● Instructions
A. According to the SoFi article, what was SoFi valued at in its private fundraising round last year?
B. From the SoFi article, extract the passage that begins at the words "The company was" and stops after "cash management accounts.", copying it word for word.

● Text block
● ● ● ● ● ● ●

Social Finance (SoFi), a San Francisco-based online lending startup, is holding talks about selling to a blank-check acquisition company, Reuters reported, to help it debut on the stock market.
The news reveals CEO Anthony Noto‘s aspirations to go public after he succeeded SoFi Co-Founder Mike Cagney in 2018. Last year, Noto had said going public was a long-term plan but not a priority. Noto is an ex-Goldman Sachs investment banker.
SoFi was valued at $4.8 billion in a private fundraising round last year, and the company has talked with multiple special purpose acquisition companies (SPACs), according to unnamed sources cited by Reuters.
The company was founded in 2011 and has worked to capitalize on banks’ reduced focus on lending after the late 2000s financial crisis, working on refinancing student loans early on and has since also worked on mortgages and personal loans, according to Reuters. It has also begun work in stock trading and cash management accounts.
In October, SoFi said it had received preliminary and conditional approval from the U.S. Office of the Comptroller of the Currency for its application for a national bank charter.
SPACs, or shell companies created solely for the purpose of helping startups go public, have emerged as a primary way for companies to invest. There have been 208 SPACs raising over $70 billion this year so far, Reuters reported, quoting SPAC Research, with some companies doing so including United Wholesale Mortgage and Finance of America.
In May, Noto said SoFi’s investor accounts had doubled in large part due to fractional shares, even in spite of how volatile the markets have been. Noto said some people “absolutely need” to repair their finances and “build for the future,” so they are working with SoFi. Because of the pandemic, he said, younger people have begun investing, seeing the market downturns as an opportunity.

● ● ● ● ● ● ●

Records from a data source
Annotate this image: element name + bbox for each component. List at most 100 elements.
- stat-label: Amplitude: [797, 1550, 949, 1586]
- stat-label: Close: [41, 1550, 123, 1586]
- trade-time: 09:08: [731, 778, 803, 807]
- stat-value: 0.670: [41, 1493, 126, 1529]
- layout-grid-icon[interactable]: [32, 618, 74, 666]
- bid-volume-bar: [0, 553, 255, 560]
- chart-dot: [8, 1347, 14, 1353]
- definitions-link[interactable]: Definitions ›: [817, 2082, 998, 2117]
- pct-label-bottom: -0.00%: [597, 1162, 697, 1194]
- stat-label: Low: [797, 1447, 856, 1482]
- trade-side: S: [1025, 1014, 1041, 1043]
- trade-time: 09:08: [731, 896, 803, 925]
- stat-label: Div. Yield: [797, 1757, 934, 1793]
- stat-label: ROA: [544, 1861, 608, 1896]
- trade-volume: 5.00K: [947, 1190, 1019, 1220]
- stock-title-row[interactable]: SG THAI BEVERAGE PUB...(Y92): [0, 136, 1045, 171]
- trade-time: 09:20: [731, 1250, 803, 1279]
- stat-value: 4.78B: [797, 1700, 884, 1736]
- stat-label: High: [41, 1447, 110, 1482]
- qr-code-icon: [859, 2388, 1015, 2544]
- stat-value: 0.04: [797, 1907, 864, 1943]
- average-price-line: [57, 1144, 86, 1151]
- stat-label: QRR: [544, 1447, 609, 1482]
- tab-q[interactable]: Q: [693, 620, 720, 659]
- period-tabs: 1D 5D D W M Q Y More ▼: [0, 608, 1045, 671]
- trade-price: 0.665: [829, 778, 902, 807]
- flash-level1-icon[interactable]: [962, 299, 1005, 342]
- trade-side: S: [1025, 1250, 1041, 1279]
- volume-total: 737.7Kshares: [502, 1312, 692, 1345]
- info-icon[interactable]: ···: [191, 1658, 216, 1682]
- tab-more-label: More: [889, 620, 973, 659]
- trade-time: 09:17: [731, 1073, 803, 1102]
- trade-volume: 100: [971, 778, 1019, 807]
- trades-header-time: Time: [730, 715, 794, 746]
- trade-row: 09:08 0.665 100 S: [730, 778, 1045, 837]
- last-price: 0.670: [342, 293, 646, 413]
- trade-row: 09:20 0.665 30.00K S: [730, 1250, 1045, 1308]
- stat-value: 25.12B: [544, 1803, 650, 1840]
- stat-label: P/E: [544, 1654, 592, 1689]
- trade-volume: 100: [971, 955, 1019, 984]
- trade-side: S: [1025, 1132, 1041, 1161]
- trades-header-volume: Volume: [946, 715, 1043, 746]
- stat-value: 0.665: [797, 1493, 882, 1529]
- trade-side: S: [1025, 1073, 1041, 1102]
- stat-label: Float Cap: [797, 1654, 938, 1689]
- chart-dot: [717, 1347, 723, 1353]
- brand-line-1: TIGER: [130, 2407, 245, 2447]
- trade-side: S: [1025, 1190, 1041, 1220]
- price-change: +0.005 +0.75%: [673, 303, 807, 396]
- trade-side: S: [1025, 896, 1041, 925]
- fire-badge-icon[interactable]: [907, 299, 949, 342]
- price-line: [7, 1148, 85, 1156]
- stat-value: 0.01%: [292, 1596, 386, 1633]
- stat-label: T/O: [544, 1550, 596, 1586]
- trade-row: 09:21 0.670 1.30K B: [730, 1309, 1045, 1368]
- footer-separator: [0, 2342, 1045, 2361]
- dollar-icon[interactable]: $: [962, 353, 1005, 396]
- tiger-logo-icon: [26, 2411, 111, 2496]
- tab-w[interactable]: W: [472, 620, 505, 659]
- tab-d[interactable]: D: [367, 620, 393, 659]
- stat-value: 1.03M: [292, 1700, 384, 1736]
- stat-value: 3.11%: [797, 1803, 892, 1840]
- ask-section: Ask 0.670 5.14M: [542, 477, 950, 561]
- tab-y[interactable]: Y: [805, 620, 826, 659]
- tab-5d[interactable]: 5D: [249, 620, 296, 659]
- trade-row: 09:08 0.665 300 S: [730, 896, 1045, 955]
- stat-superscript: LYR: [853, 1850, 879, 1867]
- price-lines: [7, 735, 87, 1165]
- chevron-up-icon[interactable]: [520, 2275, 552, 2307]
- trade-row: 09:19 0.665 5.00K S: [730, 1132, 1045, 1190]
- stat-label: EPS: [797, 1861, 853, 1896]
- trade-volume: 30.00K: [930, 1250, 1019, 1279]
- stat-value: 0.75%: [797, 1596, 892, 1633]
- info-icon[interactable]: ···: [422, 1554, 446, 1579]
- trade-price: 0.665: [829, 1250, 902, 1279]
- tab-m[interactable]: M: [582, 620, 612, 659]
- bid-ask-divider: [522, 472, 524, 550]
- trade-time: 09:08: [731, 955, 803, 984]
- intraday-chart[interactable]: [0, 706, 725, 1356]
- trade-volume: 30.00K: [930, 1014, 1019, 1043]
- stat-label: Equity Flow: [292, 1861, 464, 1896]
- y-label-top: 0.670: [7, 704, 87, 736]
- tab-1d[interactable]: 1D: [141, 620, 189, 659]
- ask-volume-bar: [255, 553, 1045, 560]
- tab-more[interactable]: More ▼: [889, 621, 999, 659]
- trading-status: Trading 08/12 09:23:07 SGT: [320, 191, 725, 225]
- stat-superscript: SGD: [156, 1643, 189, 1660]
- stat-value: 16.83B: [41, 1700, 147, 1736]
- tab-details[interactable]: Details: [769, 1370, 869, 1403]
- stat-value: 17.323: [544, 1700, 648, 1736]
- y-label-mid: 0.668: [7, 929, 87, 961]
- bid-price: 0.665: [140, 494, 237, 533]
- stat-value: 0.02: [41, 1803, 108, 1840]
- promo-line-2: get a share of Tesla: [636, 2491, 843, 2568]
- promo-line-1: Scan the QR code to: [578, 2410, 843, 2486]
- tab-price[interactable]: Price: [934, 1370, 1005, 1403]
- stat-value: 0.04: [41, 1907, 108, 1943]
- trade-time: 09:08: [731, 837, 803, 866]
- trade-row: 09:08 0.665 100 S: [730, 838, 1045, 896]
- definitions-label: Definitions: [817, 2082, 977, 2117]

● ● ● ● ● ● ●

● Answers for each item
A. $4.8 billion

B.
The company was founded in 2011 and has worked to capitalize on banks’ reduced focus on lending after the late 2000s financial crisis, working on refinancing student loans early on and has since also worked on mortgages and personal loans, according to Reuters. It has also begun work in stock trading and cash management accounts.